## Recorded data
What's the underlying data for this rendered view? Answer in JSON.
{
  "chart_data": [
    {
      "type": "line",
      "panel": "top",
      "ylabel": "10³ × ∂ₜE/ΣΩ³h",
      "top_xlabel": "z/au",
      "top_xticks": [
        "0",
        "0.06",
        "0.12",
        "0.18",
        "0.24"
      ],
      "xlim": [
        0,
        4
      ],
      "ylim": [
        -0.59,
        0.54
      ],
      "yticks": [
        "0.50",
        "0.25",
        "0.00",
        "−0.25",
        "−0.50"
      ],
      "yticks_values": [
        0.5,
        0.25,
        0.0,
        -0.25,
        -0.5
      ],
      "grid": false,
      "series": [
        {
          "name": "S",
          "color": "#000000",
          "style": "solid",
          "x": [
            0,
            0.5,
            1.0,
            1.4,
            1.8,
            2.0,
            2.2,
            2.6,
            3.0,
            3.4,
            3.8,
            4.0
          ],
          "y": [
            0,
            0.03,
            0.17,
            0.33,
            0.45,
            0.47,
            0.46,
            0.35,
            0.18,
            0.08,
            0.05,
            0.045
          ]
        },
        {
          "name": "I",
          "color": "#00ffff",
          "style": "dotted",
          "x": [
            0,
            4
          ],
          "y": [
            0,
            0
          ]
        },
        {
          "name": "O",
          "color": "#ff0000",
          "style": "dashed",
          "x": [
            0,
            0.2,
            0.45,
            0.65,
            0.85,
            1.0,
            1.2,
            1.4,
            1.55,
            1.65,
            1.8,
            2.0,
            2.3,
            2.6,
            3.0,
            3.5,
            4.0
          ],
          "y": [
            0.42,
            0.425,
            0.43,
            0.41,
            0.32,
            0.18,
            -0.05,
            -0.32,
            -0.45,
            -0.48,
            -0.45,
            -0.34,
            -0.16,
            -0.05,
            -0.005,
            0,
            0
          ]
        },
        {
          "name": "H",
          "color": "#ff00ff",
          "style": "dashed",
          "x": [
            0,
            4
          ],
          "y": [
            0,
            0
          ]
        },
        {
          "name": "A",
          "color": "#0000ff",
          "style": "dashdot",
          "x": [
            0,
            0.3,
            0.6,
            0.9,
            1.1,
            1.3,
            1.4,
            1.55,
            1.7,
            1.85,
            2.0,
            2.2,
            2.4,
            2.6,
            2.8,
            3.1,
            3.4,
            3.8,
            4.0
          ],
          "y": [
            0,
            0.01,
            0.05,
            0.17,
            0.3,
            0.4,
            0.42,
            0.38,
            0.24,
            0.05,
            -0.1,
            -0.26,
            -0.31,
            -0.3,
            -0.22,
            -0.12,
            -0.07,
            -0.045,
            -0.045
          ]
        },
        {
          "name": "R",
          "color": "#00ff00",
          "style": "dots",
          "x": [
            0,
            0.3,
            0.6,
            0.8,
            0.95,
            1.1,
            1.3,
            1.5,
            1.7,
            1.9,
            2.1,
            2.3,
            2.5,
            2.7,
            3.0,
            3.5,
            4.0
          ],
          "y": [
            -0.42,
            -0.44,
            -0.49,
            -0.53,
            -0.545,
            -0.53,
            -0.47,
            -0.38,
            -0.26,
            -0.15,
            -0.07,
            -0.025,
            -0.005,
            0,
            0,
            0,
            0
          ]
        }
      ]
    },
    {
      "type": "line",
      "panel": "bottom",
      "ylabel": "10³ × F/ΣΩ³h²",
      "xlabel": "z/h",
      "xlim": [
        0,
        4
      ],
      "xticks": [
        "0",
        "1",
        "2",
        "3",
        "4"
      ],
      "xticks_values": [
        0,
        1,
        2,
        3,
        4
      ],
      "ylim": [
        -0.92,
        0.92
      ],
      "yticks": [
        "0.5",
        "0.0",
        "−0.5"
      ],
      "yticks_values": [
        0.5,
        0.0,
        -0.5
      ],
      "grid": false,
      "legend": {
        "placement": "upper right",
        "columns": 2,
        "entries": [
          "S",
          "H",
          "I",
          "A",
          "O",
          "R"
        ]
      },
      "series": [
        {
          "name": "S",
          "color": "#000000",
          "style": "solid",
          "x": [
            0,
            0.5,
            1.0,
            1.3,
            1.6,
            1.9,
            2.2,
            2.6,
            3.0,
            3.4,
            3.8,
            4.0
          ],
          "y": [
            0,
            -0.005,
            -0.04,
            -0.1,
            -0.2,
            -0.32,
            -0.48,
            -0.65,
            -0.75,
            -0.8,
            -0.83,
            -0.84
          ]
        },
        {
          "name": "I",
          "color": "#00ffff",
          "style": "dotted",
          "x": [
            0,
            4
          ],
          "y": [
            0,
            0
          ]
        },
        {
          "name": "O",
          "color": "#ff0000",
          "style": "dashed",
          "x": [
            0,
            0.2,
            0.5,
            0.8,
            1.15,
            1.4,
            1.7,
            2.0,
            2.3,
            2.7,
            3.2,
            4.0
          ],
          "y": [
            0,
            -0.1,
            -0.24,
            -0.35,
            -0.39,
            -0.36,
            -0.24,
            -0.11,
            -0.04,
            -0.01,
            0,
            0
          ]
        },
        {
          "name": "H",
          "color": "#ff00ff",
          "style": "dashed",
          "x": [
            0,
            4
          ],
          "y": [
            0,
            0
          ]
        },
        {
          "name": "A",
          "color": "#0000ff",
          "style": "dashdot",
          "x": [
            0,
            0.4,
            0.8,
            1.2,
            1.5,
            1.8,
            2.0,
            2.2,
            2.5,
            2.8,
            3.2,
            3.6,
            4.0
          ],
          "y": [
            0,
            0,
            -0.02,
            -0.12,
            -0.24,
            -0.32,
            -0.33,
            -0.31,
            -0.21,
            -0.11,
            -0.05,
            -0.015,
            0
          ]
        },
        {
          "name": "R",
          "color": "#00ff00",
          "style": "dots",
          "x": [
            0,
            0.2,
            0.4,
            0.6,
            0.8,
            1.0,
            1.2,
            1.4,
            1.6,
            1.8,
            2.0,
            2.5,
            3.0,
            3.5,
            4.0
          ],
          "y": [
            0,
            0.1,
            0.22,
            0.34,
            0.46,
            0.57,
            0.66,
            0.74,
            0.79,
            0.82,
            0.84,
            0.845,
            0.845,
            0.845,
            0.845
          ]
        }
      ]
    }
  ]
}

...

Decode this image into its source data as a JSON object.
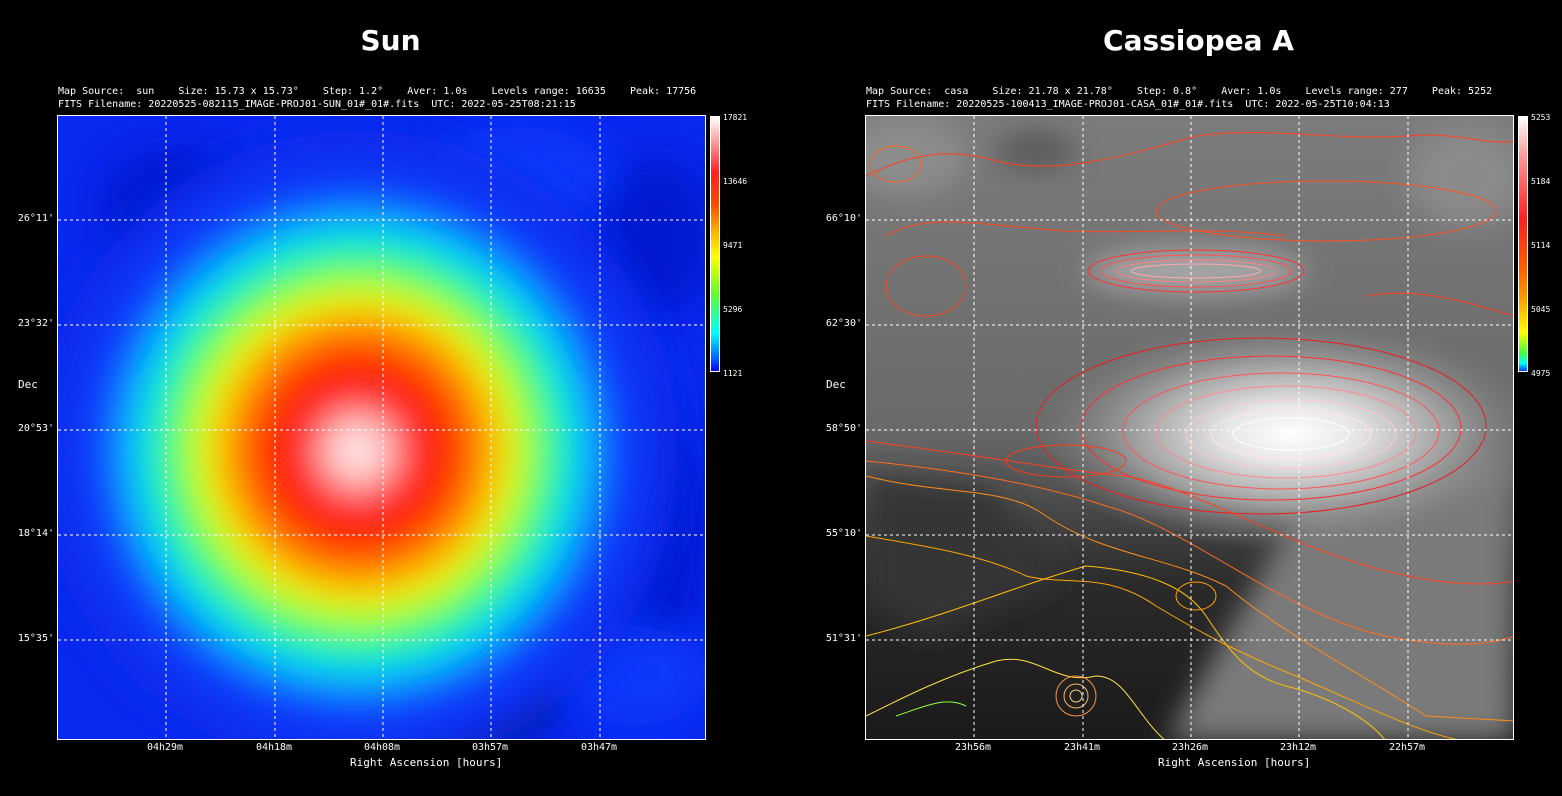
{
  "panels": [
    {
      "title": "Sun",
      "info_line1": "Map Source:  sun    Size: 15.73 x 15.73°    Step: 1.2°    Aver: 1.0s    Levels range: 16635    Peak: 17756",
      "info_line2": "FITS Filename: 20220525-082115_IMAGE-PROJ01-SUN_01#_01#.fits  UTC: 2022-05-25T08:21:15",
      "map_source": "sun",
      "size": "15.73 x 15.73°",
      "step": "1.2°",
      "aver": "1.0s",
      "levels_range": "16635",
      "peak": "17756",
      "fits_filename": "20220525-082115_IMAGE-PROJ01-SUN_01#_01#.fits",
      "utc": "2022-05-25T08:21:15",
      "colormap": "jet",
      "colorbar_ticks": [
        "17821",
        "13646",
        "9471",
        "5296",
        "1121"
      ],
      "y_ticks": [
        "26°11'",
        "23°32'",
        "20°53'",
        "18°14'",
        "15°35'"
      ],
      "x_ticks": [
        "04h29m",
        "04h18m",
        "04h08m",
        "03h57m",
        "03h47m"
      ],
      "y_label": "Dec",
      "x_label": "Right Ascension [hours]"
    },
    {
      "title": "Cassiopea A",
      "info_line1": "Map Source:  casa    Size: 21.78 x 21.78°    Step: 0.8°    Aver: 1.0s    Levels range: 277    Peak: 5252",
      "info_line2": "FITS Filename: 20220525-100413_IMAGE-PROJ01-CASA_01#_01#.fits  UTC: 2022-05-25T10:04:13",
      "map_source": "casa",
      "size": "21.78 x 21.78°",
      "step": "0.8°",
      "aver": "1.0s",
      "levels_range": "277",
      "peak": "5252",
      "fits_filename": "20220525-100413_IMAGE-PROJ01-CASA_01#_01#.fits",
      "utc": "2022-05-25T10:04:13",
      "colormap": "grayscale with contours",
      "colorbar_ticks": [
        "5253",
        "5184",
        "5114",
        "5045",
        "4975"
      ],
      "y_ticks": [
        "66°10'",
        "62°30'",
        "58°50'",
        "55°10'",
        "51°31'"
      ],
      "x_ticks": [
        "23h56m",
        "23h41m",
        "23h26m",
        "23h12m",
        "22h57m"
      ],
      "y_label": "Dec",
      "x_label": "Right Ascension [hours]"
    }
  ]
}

## Aim of the task
Go through the material above and copy each line that has the word "colormap".

## Full output
      "colormap": "jet",
      "colormap": "grayscale with contours",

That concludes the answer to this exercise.